INFORMATION GIVEN below:

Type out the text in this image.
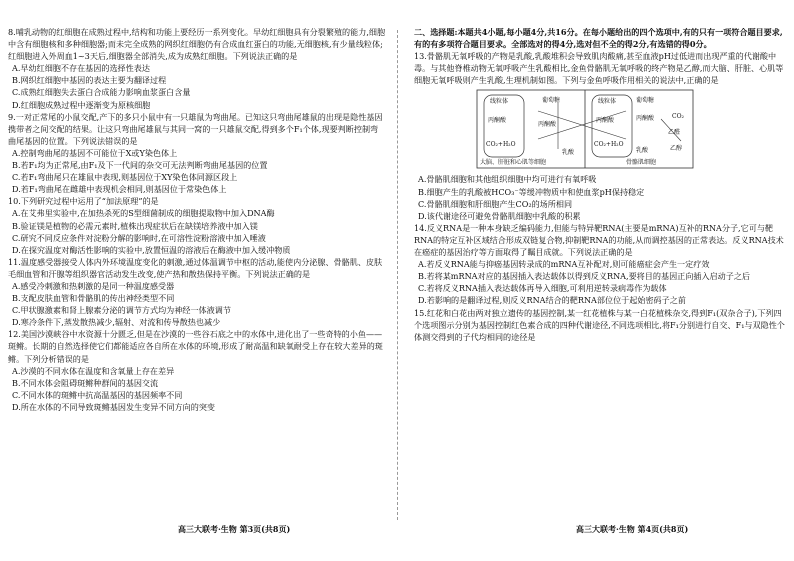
8.哺乳动物的红细胞在成熟过程中,结构和功能上要经历一系列变化。早幼红细胞具有分裂繁殖的能力,细胞中含有细胞核和多种细胞器;而未完全成熟的网织红细胞仍有合成血红蛋白的功能,无细胞核,有少量线粒体;红细胞进入外周血1~3天后,细胞器全部消失,成为成熟红细胞。下列说法正确的是

A.早幼红细胞不存在基因的选择性表达

B.网织红细胞中基因的表达主要为翻译过程

C.成熟红细胞失去蛋白合成能力影响血浆蛋白含量

D.红细胞成熟过程中逐渐变为原核细胞

9.一对正常尾的小鼠交配,产下的多只小鼠中有一只雄鼠为弯曲尾。已知这只弯曲尾雄鼠的出现是隐性基因携带者之间交配的结果。让这只弯曲尾雄鼠与其同一窝的一只雄鼠交配,得到多个F₁个体,现要判断控制弯曲尾基因的位置。下列说法错误的是

A.控制弯曲尾的基因不可能位于X或Y染色体上

B.若F₁均为正常尾,由F₁及下一代间的杂交可无法判断弯曲尾基因的位置

C.若F₁弯曲尾只在雄鼠中表现,则基因位于XY染色体同源区段上

D.若F₁弯曲尾在雌雄中表现机会相同,则基因位于常染色体上

10.下列研究过程中运用了“加法原理”的是

A.在艾弗里实验中,在加热杀死的S型细菌制成的细胞提取物中加入DNA酶

B.验证镁是植物的必需元素时,植株出现症状后在缺镁培养液中加入镁

C.研究不同反应条件对淀粉分解的影响时,在可溶性淀粉溶液中加入唾液

D.在探究温度对酶活性影响的实验中,放置恒温的溶液后在酶液中加入缓冲物质

11.温度感受器接受人体内外环境温度变化的刺激,通过体温调节中枢的活动,能使内分泌腺、骨骼肌、皮肤毛细血管和汗腺等组织器官活动发生改变,使产热和散热保持平衡。下列说法正确的是

A.感受冷刺激和热刺激的是同一种温度感受器

B.支配皮肤血管和骨骼肌的传出神经类型不同

C.甲状腺激素和肾上腺素分泌的调节方式均为神经一体液调节

D.寒冷条件下,蒸发散热减少,辐射、对流和传导散热也减少

12.美国沙漠峡谷中水资源十分匮乏,但是在沙漠的一些谷石底之中的水体中,进化出了一些奇特的小鱼——斑鳉。长期的自然选择使它们都能适应各自所在水体的环境,形成了耐高温和缺氧耐受上存在较大差异的斑鳉。下列分析错误的是

A.沙漠的不同水体在温度和含氧量上存在差异

B.不同水体会阻碍斑鳉种群间的基因交流

C.不同水体的斑鳉中抗高温基因的基因频率不同

D.所在水体的不同导致斑鳉基因发生变异不同方向的突变

二、选择题:本题共4小题,每小题4分,共16分。在每小题给出的四个选项中,有的只有一项符合题目要求,有的有多项符合题目要求。全部选对的得4分,选对但不全的得2分,有选错的得0分。

13.骨骼肌无氧呼吸的产物是乳酸,乳酸堆积会导致肌肉酸痛,甚至血液pH过低进而出现严重的代谢酸中毒。与其他脊椎动物无氧呼吸产生乳酸相比,金鱼骨骼肌无氧呼吸的终产物是乙醇,而大脑、肝脏、心肌等细胞无氧呼吸则产生乳酸,生理机制如图。下列与金鱼呼吸作用相关的说法中,正确的是

线粒体
丙酮酸
CO₂+H₂O
葡萄糖
丙酮酸
乳酸
线粒体
丙酮酸
CO₂+H₂O
葡萄糖
丙酮酸	CO₂
乙醛
乙醇
乳酸
大脑、肝脏和心肌等细胞	骨骼肌细胞

A.骨骼肌细胞和其他组织细胞中均可进行有氧呼吸

B.细胞产生的乳酸被HCO₃⁻等缓冲物质中和使血浆pH保持稳定

C.骨骼肌细胞和肝细胞产生CO₂的场所相同

D.该代谢途径可避免骨骼肌细胞中乳酸的积累

14.反义RNA是一种本身缺乏编码能力,但能与特异靶RNA(主要是mRNA)互补的RNA分子,它可与靶RNA的特定互补区域结合形成双链复合物,抑制靶RNA的功能,从而调控基因的正常表达。反义RNA技术在癌症的基因治疗等方面取得了瞩目成就。下列说法正确的是

A.若反义RNA能与抑癌基因转录成的mRNA互补配对,则可能癌症会产生一定疗效

B.若将某mRNA对应的基因插入表达载体以得到反义RNA,要将目的基因正向插入启动子之后

C.若将反义RNA插入表达载体再导入细胞,可利用逆转录病毒作为载体

D.若影响的是翻译过程,则反义RNA结合的靶RNA部位位于起始密码子之前

15.红花和白花由两对独立遗传的基因控制,某一红花植株与某一白花植株杂交,得到F₁(双杂合子),下列四个选项图示分别为基因控制红色素合成的四种代谢途径,不同选项相比,将F₁分别进行自交、F₁与双隐性个体测交得到的子代均相同的途径是

高三大联考·生物 第3页(共8页)	高三大联考·生物 第4页(共8页)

End of INFORMATION GIVEN.

Supply only the number of lines above in which "下列说法正确的是" occurs.

3